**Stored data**
···

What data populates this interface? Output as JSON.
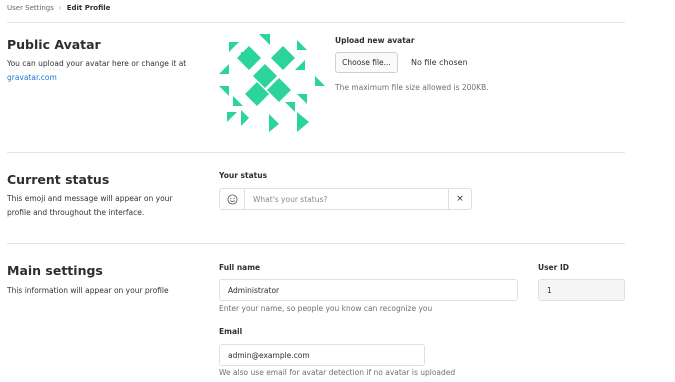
{
  "breadcrumb": {
    "parent": "User Settings",
    "separator": "›",
    "current": "Edit Profile"
  },
  "avatar_section": {
    "title": "Public Avatar",
    "description_prefix": "You can upload your avatar here or change it at",
    "link_text": "gravatar.com",
    "upload_label": "Upload new avatar",
    "choose_button": "Choose file...",
    "file_status": "No file chosen",
    "max_size_note": "The maximum file size allowed is 200KB.",
    "identicon_color": "#2ad49c"
  },
  "status_section": {
    "title": "Current status",
    "description": "This emoji and message will appear on your profile and throughout the interface.",
    "field_label": "Your status",
    "placeholder": "What's your status?",
    "emoji_icon": "smiley-face-icon",
    "clear_icon": "close-icon",
    "clear_glyph": "×"
  },
  "main_section": {
    "title": "Main settings",
    "description": "This information will appear on your profile",
    "full_name_label": "Full name",
    "full_name_value": "Administrator",
    "full_name_help": "Enter your name, so people you know can recognize you",
    "user_id_label": "User ID",
    "user_id_value": "1",
    "email_label": "Email",
    "email_value": "admin@example.com",
    "email_help": "We also use email for avatar detection if no avatar is uploaded"
  }
}
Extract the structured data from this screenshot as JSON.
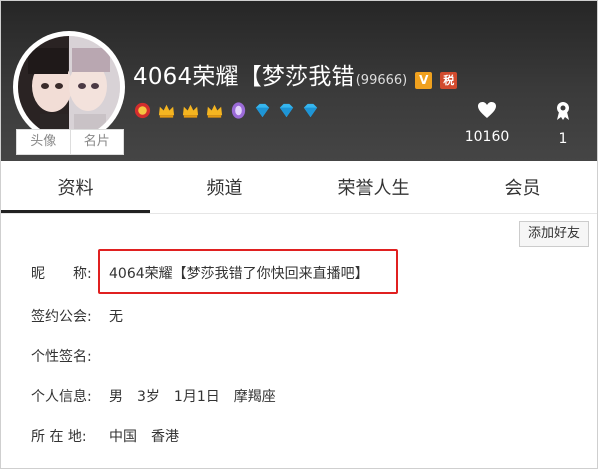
{
  "header": {
    "name": "4064荣耀【梦莎我错",
    "id_suffix": "(99666)",
    "badge_v": "V",
    "badge_r": "税",
    "avatar_buttons": [
      "头像",
      "名片"
    ],
    "medals": [
      "red-medal-icon",
      "crown-icon",
      "crown-icon",
      "crown-icon",
      "purple-gem-icon",
      "diamond-icon",
      "diamond-icon",
      "diamond-icon"
    ],
    "stats": {
      "likes": "10160",
      "rank": "1"
    }
  },
  "tabs": [
    "资料",
    "频道",
    "荣誉人生",
    "会员"
  ],
  "actions": {
    "add_friend": "添加好友"
  },
  "profile": {
    "nickname_label": "昵　　称:",
    "nickname_value": "4064荣耀【梦莎我错了你快回来直播吧】",
    "guild_label": "签约公会:",
    "guild_value": "无",
    "signature_label": "个性签名:",
    "signature_value": "",
    "personal_label": "个人信息:",
    "personal_value": "男　3岁　1月1日　摩羯座",
    "location_label": "所 在 地:",
    "location_value": "中国　香港"
  }
}
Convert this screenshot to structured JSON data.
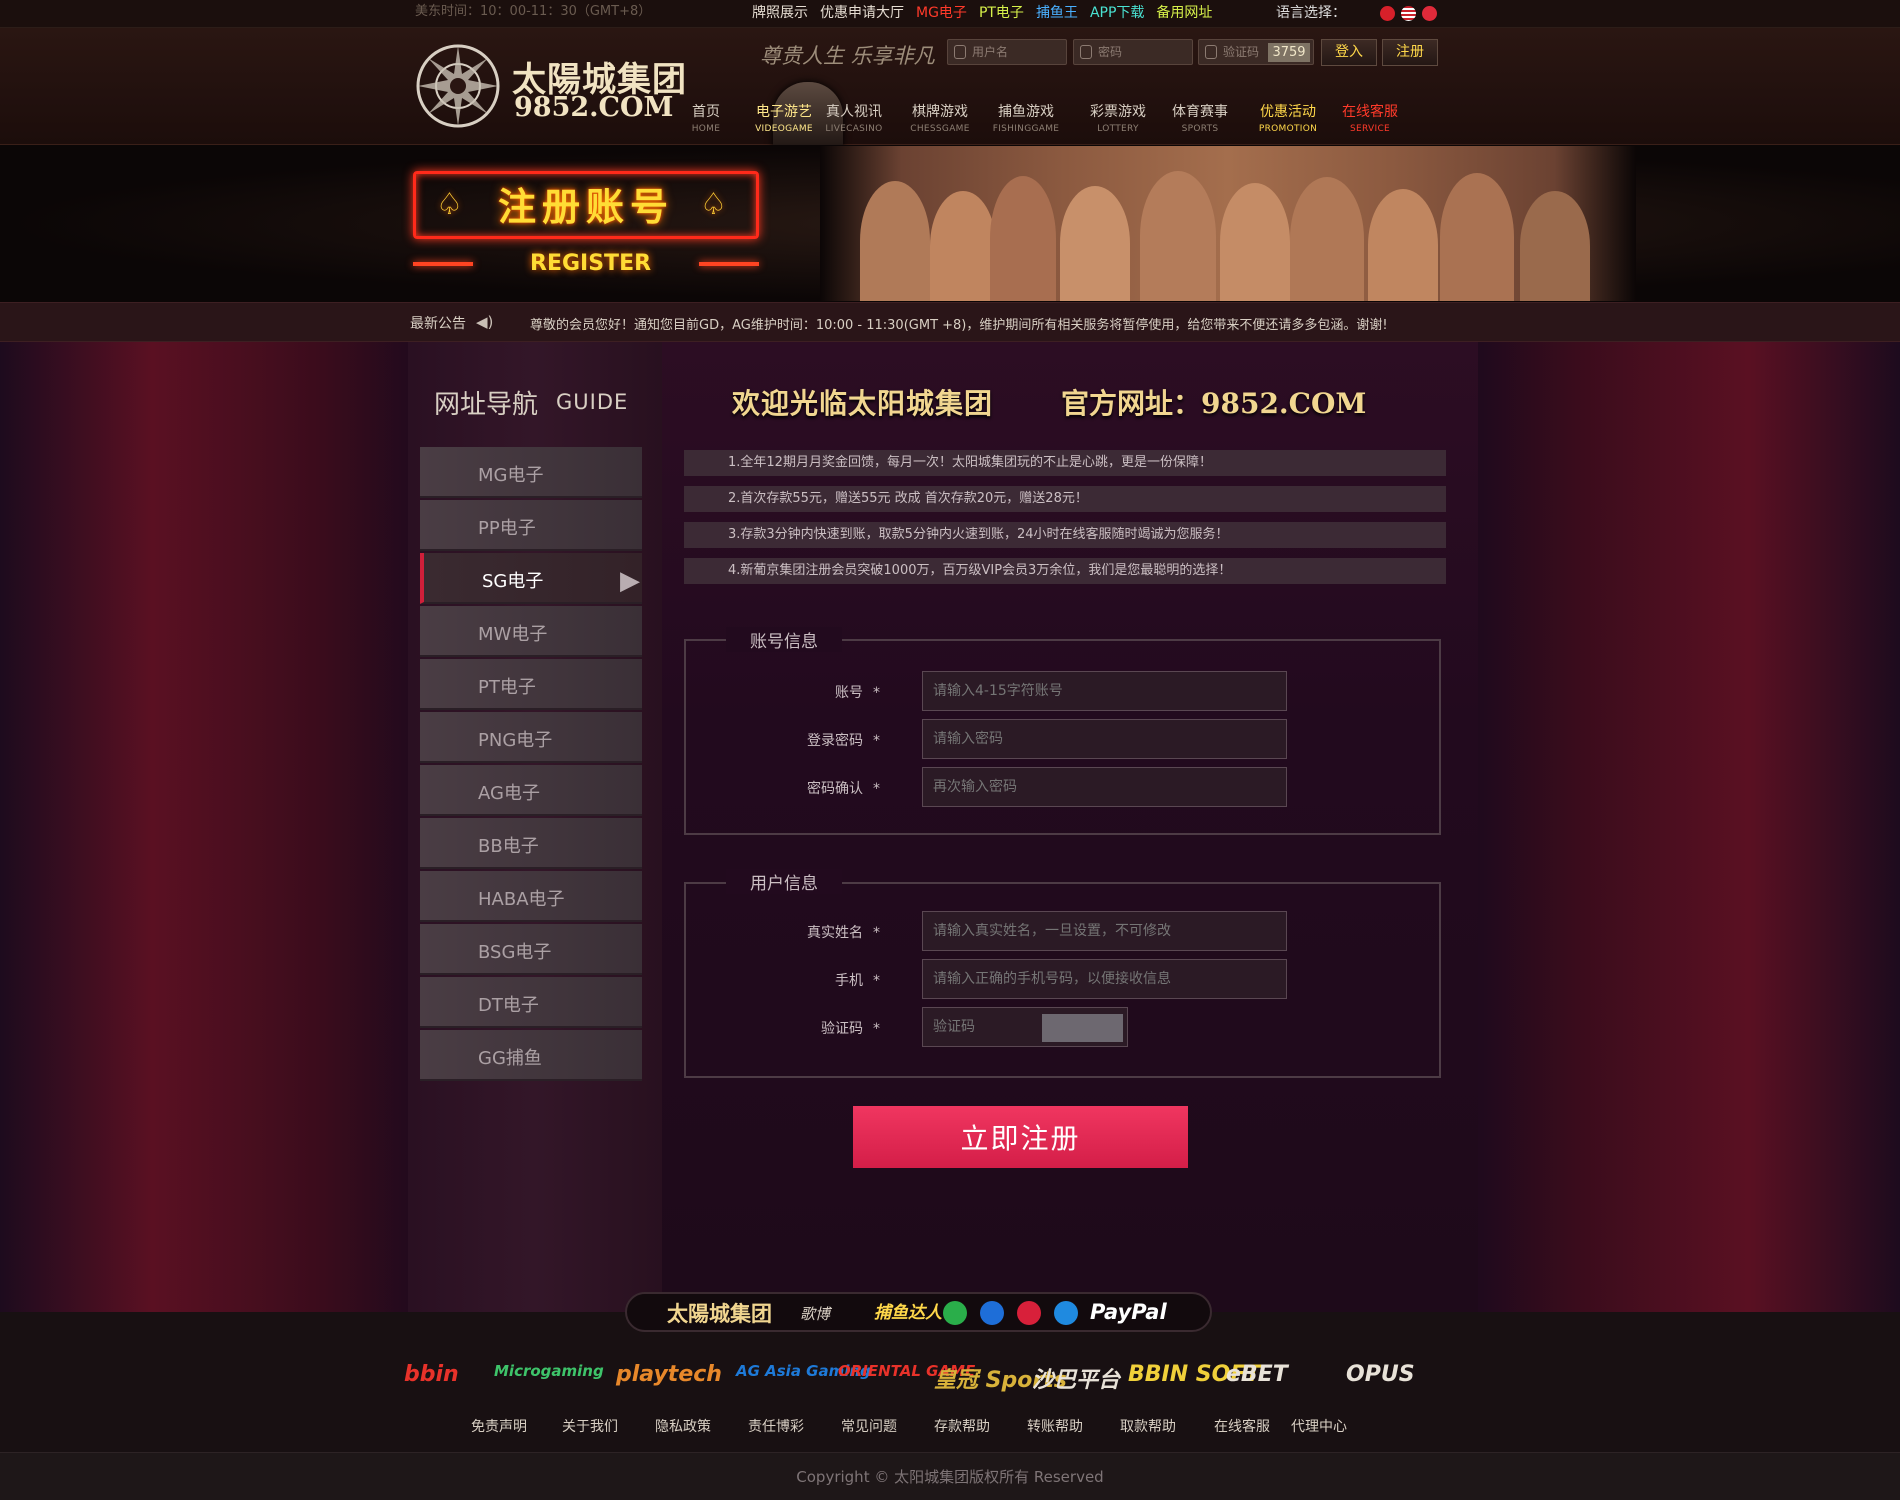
{
  "topbar": {
    "time": "美东时间：10：00-11：30（GMT+8）",
    "links": [
      {
        "label": "牌照展示",
        "color": "#e6ddd2"
      },
      {
        "label": "优惠申请大厅",
        "color": "#e6ddd2"
      },
      {
        "label": "MG电子",
        "color": "#ff3a2a"
      },
      {
        "label": "PT电子",
        "color": "#d6f04a"
      },
      {
        "label": "捕鱼王",
        "color": "#4ab0ff"
      },
      {
        "label": "APP下载",
        "color": "#4ae2d2"
      },
      {
        "label": "备用网址",
        "color": "#d6f04a"
      }
    ],
    "language_label": "语言选择："
  },
  "header": {
    "logo_cn": "太陽城集团",
    "logo_en": "9852.COM",
    "slogan": "尊贵人生 乐享非凡",
    "username_placeholder": "用户名",
    "password_placeholder": "密码",
    "captcha_placeholder": "验证码",
    "captcha_code": "3759",
    "login_label": "登入",
    "register_label": "注册"
  },
  "nav": [
    {
      "cn": "首页",
      "en": "HOME",
      "active": false
    },
    {
      "cn": "电子游艺",
      "en": "VIDEOGAME",
      "active": true
    },
    {
      "cn": "真人视讯",
      "en": "LIVECASINO",
      "active": false
    },
    {
      "cn": "棋牌游戏",
      "en": "CHESSGAME",
      "active": false
    },
    {
      "cn": "捕鱼游戏",
      "en": "FISHINGGAME",
      "active": false
    },
    {
      "cn": "彩票游戏",
      "en": "LOTTERY",
      "active": false
    },
    {
      "cn": "体育赛事",
      "en": "SPORTS",
      "active": false
    },
    {
      "cn": "优惠活动",
      "en": "PROMOTION",
      "active": false,
      "color": "#ffd84a"
    },
    {
      "cn": "在线客服",
      "en": "SERVICE",
      "active": false,
      "color": "#ff3a2a"
    }
  ],
  "banner": {
    "title": "注册账号",
    "subtitle": "REGISTER"
  },
  "notice": {
    "label": "最新公告",
    "text": "尊敬的会员您好！通知您目前GD，AG维护时间：10:00 - 11:30(GMT +8)，维护期间所有相关服务将暂停使用，给您带来不便还请多多包涵。谢谢!"
  },
  "sidebar": {
    "title_cn": "网址导航",
    "title_en": "GUIDE",
    "items": [
      {
        "label": "MG电子",
        "active": false
      },
      {
        "label": "PP电子",
        "active": false
      },
      {
        "label": "SG电子",
        "active": true
      },
      {
        "label": "MW电子",
        "active": false
      },
      {
        "label": "PT电子",
        "active": false
      },
      {
        "label": "PNG电子",
        "active": false
      },
      {
        "label": "AG电子",
        "active": false
      },
      {
        "label": "BB电子",
        "active": false
      },
      {
        "label": "HABA电子",
        "active": false
      },
      {
        "label": "BSG电子",
        "active": false
      },
      {
        "label": "DT电子",
        "active": false
      },
      {
        "label": "GG捕鱼",
        "active": false
      }
    ]
  },
  "main": {
    "welcome": "欢迎光临太阳城集团",
    "official": "官方网址：9852.COM",
    "rules": [
      "1.全年12期月月奖金回馈，每月一次！太阳城集团玩的不止是心跳，更是一份保障！",
      "2.首次存款55元，赠送55元    改成    首次存款20元，赠送28元！",
      "3.存款3分钟内快速到账，取款5分钟内火速到账，24小时在线客服随时竭诚为您服务！",
      "4.新葡京集团注册会员突破1000万，百万级VIP会员3万余位，我们是您最聪明的选择！"
    ],
    "account_section": {
      "legend": "账号信息",
      "fields": [
        {
          "label": "账号",
          "placeholder": "请输入4-15字符账号"
        },
        {
          "label": "登录密码",
          "placeholder": "请输入密码"
        },
        {
          "label": "密码确认",
          "placeholder": "再次输入密码"
        }
      ]
    },
    "user_section": {
      "legend": "用户信息",
      "fields": [
        {
          "label": "真实姓名",
          "placeholder": "请输入真实姓名，一旦设置，不可修改"
        },
        {
          "label": "手机",
          "placeholder": "请输入正确的手机号码，以便接收信息"
        },
        {
          "label": "验证码",
          "placeholder": "验证码"
        }
      ]
    },
    "required_mark": "*",
    "submit_label": "立即注册"
  },
  "payments": {
    "brand": "太陽城集团",
    "alibet": "歌博",
    "fishing": "捕鱼达人",
    "circles": [
      {
        "icon": "wechat-icon",
        "color": "#2aae4a"
      },
      {
        "icon": "qq-wallet-icon",
        "color": "#1e6ed8"
      },
      {
        "icon": "unionpay-icon",
        "color": "#d8203a"
      },
      {
        "icon": "alipay-icon",
        "color": "#1f8ae0"
      }
    ],
    "paypal": "PayPal"
  },
  "partners": [
    {
      "name": "bbin",
      "color": "#e8322a"
    },
    {
      "name": "Microgaming",
      "color": "#3ec46a"
    },
    {
      "name": "playtech",
      "color": "#e8882a"
    },
    {
      "name": "AG Asia Gaming",
      "color": "#1e7ad8"
    },
    {
      "name": "ORIENTAL GAME",
      "color": "#e8322a"
    },
    {
      "name": "皇冠 Sports",
      "color": "#d8b23a"
    },
    {
      "name": "沙巴平台",
      "color": "#e8e2d8"
    },
    {
      "name": "BBIN SOFT",
      "color": "#f0d03a"
    },
    {
      "name": "eBET",
      "color": "#e8e2d8"
    },
    {
      "name": "OPUS",
      "color": "#e8e2d8"
    }
  ],
  "footer_links": [
    "免责声明",
    "关于我们",
    "隐私政策",
    "责任博彩",
    "常见问题",
    "存款帮助",
    "转账帮助",
    "取款帮助",
    "在线客服",
    "代理中心"
  ],
  "copyright": "Copyright   ©   太阳城集团版权所有   Reserved"
}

···

Only the number is wanted: how many lines above include the word "JSON"?

3